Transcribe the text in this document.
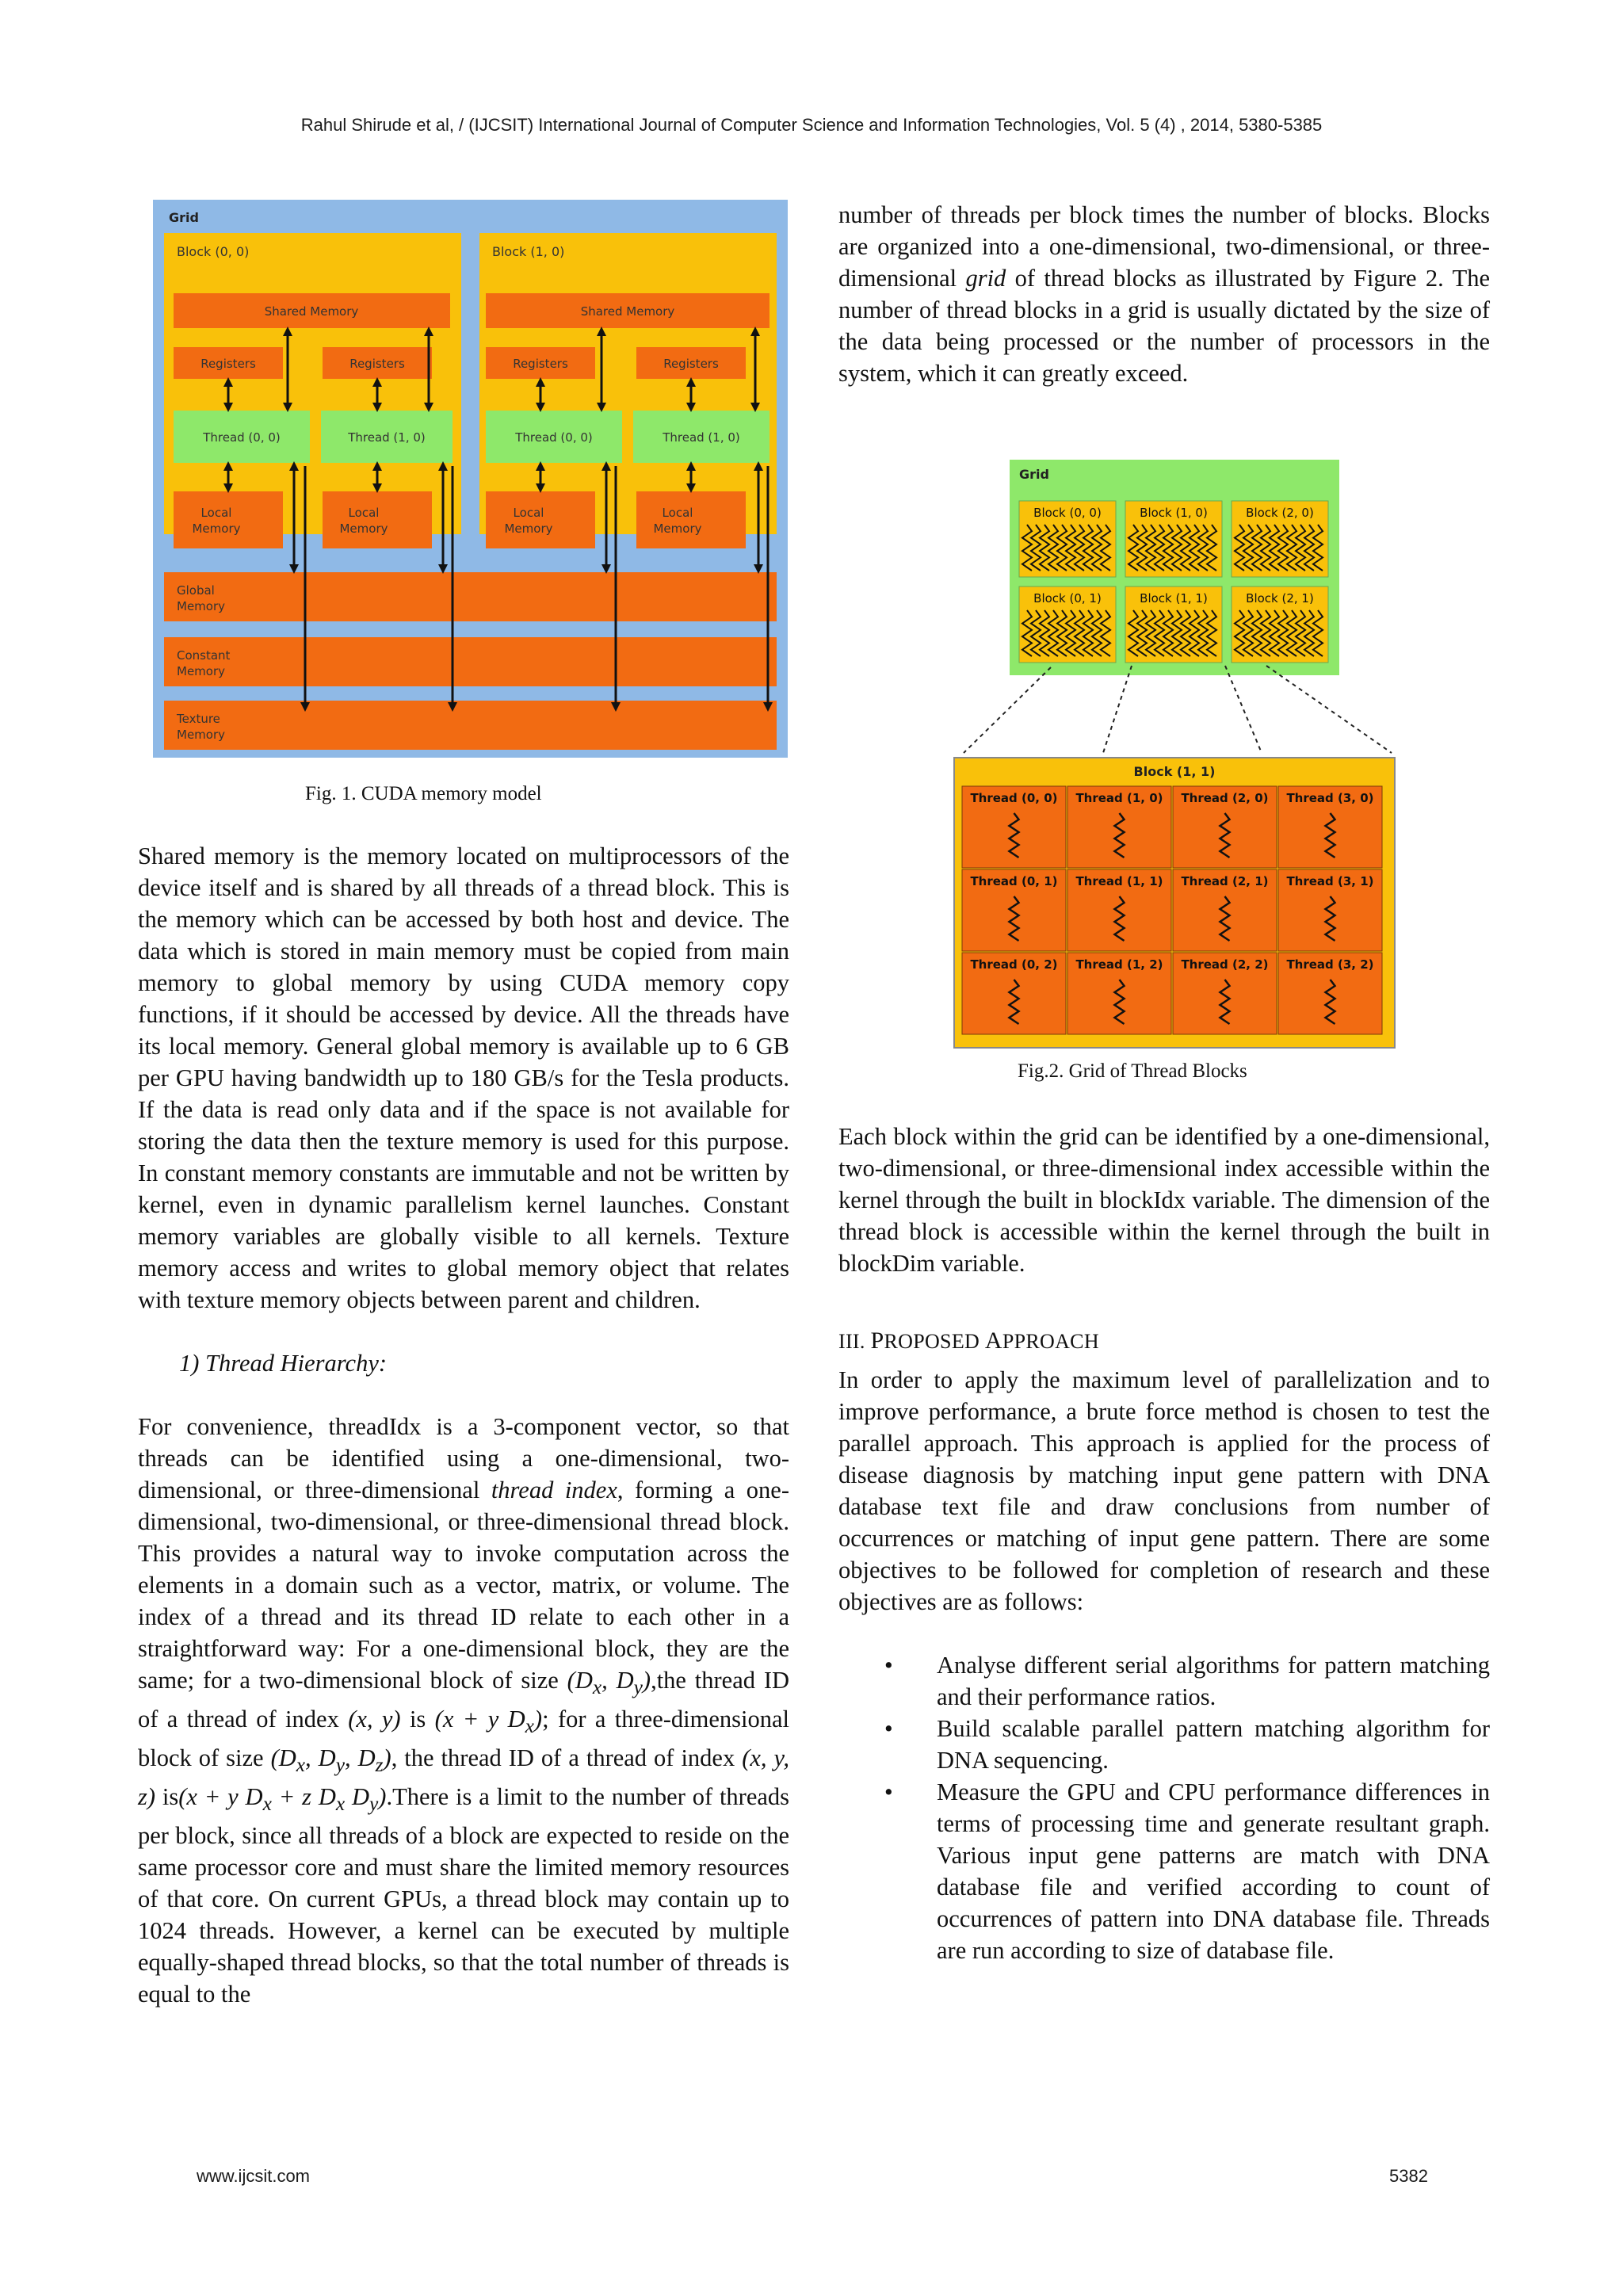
Rahul Shirude et al, / (IJCSIT) International Journal of Computer Science and Information Technologies, Vol. 5 (4) , 2014, 5380-5385
Grid
Block (0, 0)
Shared Memory
Registers	Registers
Thread (0, 0)	Thread (1, 0)
Local
Memory
Local
Memory
Block (1, 0)
Shared Memory
Registers	Registers
Thread (0, 0)	Thread (1, 0)
Local
Memory
Local
Memory
Global
Memory
Constant
Memory
Texture
Memory
Fig. 1. CUDA memory model

Shared memory is the memory located on multiprocessors of the device itself and is shared by all threads of a thread block. This is the memory which can be accessed by both host and device. The data which is stored in main memory must be copied from main memory to global memory by using CUDA memory copy functions, if it should be accessed by device. All the threads have its local memory. General global memory is available up to 6 GB per GPU having bandwidth up to 180 GB/s for the Tesla products. If the data is read only data and if the space is not available for storing the data then the texture memory is used for this purpose. In constant memory constants are immutable and not be written by kernel, even in dynamic parallelism kernel launches. Constant memory variables are globally visible to all kernels. Texture memory access and writes to global memory object that relates with texture memory objects between parent and children.

1) Thread Hierarchy:

For convenience, threadIdx is a 3-component vector, so that threads can be identified using a one-dimensional, two-dimensional, or three-dimensional thread index, forming a one-dimensional, two-dimensional, or three-dimensional thread block. This provides a natural way to invoke computation across the elements in a domain such as a vector, matrix, or volume. The index of a thread and its thread ID relate to each other in a straightforward way: For a one-dimensional block, they are the same; for a two-dimensional block of size ($D_x$, $D_y),the$ thread ID of a thread of index (x, y) is (x + y $D_x$); for a three-dimensional block of size ($D_x$, $D_y$, $D_z$), the thread ID of a thread of index (x, y, z) is(x + y $D_x + z$ $D_x$ $D_y).There$ is a limit to the number of threads per block, since all threads of a block are expected to reside on the same processor core and must share the limited memory resources of that core. On current GPUs, a thread block may contain up to 1024 threads. However, a kernel can be executed by multiple equally-shaped thread blocks, so that the total number of threads is equal to the

number of threads per block times the number of blocks. Blocks are organized into a one-dimensional, two-dimensional, or three-dimensional grid of thread blocks as illustrated by Figure 2. The number of thread blocks in a grid is usually dictated by the size of the data being processed or the number of processors in the system, which it can greatly exceed.

Grid
Block (0, 0)	Block (1, 0)	Block (2, 0)
Block (0, 1)	Block (1, 1)	Block (2, 1)
Block (1, 1)
Thread (0, 0) Thread (1, 0) Thread (2, 0) Thread (3, 0)
Thread (0, 1) Thread (1, 1) Thread (2, 1) Thread (3, 1)
Thread (0, 2) Thread (1, 2) Thread (2, 2) Thread (3, 2)
Fig.2. Grid of Thread Blocks

Each block within the grid can be identified by a one-dimensional, two-dimensional, or three-dimensional index accessible within the kernel through the built in blockIdx variable. The dimension of the thread block is accessible within the kernel through the built in blockDim variable.

III. PROPOSED APPROACH

In order to apply the maximum level of parallelization and to improve performance, a brute force method is chosen to test the parallel approach. This approach is applied for the process of disease diagnosis by matching input gene pattern with DNA database text file and draw conclusions from number of occurrences or matching of input gene pattern. There are some objectives to be followed for completion of research and these objectives are as follows:

• Analyse different serial algorithms for pattern matching and their performance ratios.
• Build scalable parallel pattern matching algorithm for DNA sequencing.
• Measure the GPU and CPU performance differences in terms of processing time and generate resultant graph. Various input gene patterns are match with DNA database file and verified according to count of occurrences of pattern into DNA database file. Threads are run according to size of database file.
www.ijcsit.com	5382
• • •
_Task objective_. Print out the whole of the material word for word, without pictures.

_Response for this exercise_.
Transcribe the text in this document.
Rahul Shirude et al, / (IJCSIT) International Journal of Computer Science and Information Technologies, Vol. 5 (4) , 2014, 5380-5385
Grid
Block (0, 0)
Shared Memory
Registers	Registers
Thread (0, 0)	Thread (1, 0)
Local
Memory
Local
Memory
Block (1, 0)
Shared Memory
Registers	Registers
Thread (0, 0)	Thread (1, 0)
Local
Memory
Local
Memory
Global
Memory
Constant
Memory
Texture
Memory
Fig. 1. CUDA memory model

Shared memory is the memory located on multiprocessors of the device itself and is shared by all threads of a thread block. This is the memory which can be accessed by both host and device. The data which is stored in main memory must be copied from main memory to global memory by using CUDA memory copy functions, if it should be accessed by device. All the threads have its local memory. General global memory is available up to 6 GB per GPU having bandwidth up to 180 GB/s for the Tesla products. If the data is read only data and if the space is not available for storing the data then the texture memory is used for this purpose. In constant memory constants are immutable and not be written by kernel, even in dynamic parallelism kernel launches. Constant memory variables are globally visible to all kernels. Texture memory access and writes to global memory object that relates with texture memory objects between parent and children.

1) Thread Hierarchy:

For convenience, threadIdx is a 3-component vector, so that threads can be identified using a one-dimensional, two-dimensional, or three-dimensional thread index, forming a one-dimensional, two-dimensional, or three-dimensional thread block. This provides a natural way to invoke computation across the elements in a domain such as a vector, matrix, or volume. The index of a thread and its thread ID relate to each other in a straightforward way: For a one-dimensional block, they are the same; for a two-dimensional block of size ($D_x$, $D_y),the$ thread ID of a thread of index (x, y) is (x + y $D_x$); for a three-dimensional block of size ($D_x$, $D_y$, $D_z$), the thread ID of a thread of index (x, y, z) is(x + y $D_x + z$ $D_x$ $D_y).There$ is a limit to the number of threads per block, since all threads of a block are expected to reside on the same processor core and must share the limited memory resources of that core. On current GPUs, a thread block may contain up to 1024 threads. However, a kernel can be executed by multiple equally-shaped thread blocks, so that the total number of threads is equal to the

number of threads per block times the number of blocks. Blocks are organized into a one-dimensional, two-dimensional, or three-dimensional grid of thread blocks as illustrated by Figure 2. The number of thread blocks in a grid is usually dictated by the size of the data being processed or the number of processors in the system, which it can greatly exceed.

Grid
Block (0, 0)	Block (1, 0)	Block (2, 0)
Block (0, 1)	Block (1, 1)	Block (2, 1)
Block (1, 1)
Thread (0, 0) Thread (1, 0) Thread (2, 0) Thread (3, 0)
Thread (0, 1) Thread (1, 1) Thread (2, 1) Thread (3, 1)
Thread (0, 2) Thread (1, 2) Thread (2, 2) Thread (3, 2)
Fig.2. Grid of Thread Blocks

Each block within the grid can be identified by a one-dimensional, two-dimensional, or three-dimensional index accessible within the kernel through the built in blockIdx variable. The dimension of the thread block is accessible within the kernel through the built in blockDim variable.

III. PROPOSED APPROACH

In order to apply the maximum level of parallelization and to improve performance, a brute force method is chosen to test the parallel approach. This approach is applied for the process of disease diagnosis by matching input gene pattern with DNA database text file and draw conclusions from number of occurrences or matching of input gene pattern. There are some objectives to be followed for completion of research and these objectives are as follows:

• Analyse different serial algorithms for pattern matching and their performance ratios.
• Build scalable parallel pattern matching algorithm for DNA sequencing.
• Measure the GPU and CPU performance differences in terms of processing time and generate resultant graph. Various input gene patterns are match with DNA database file and verified according to count of occurrences of pattern into DNA database file. Threads are run according to size of database file.
www.ijcsit.com	5382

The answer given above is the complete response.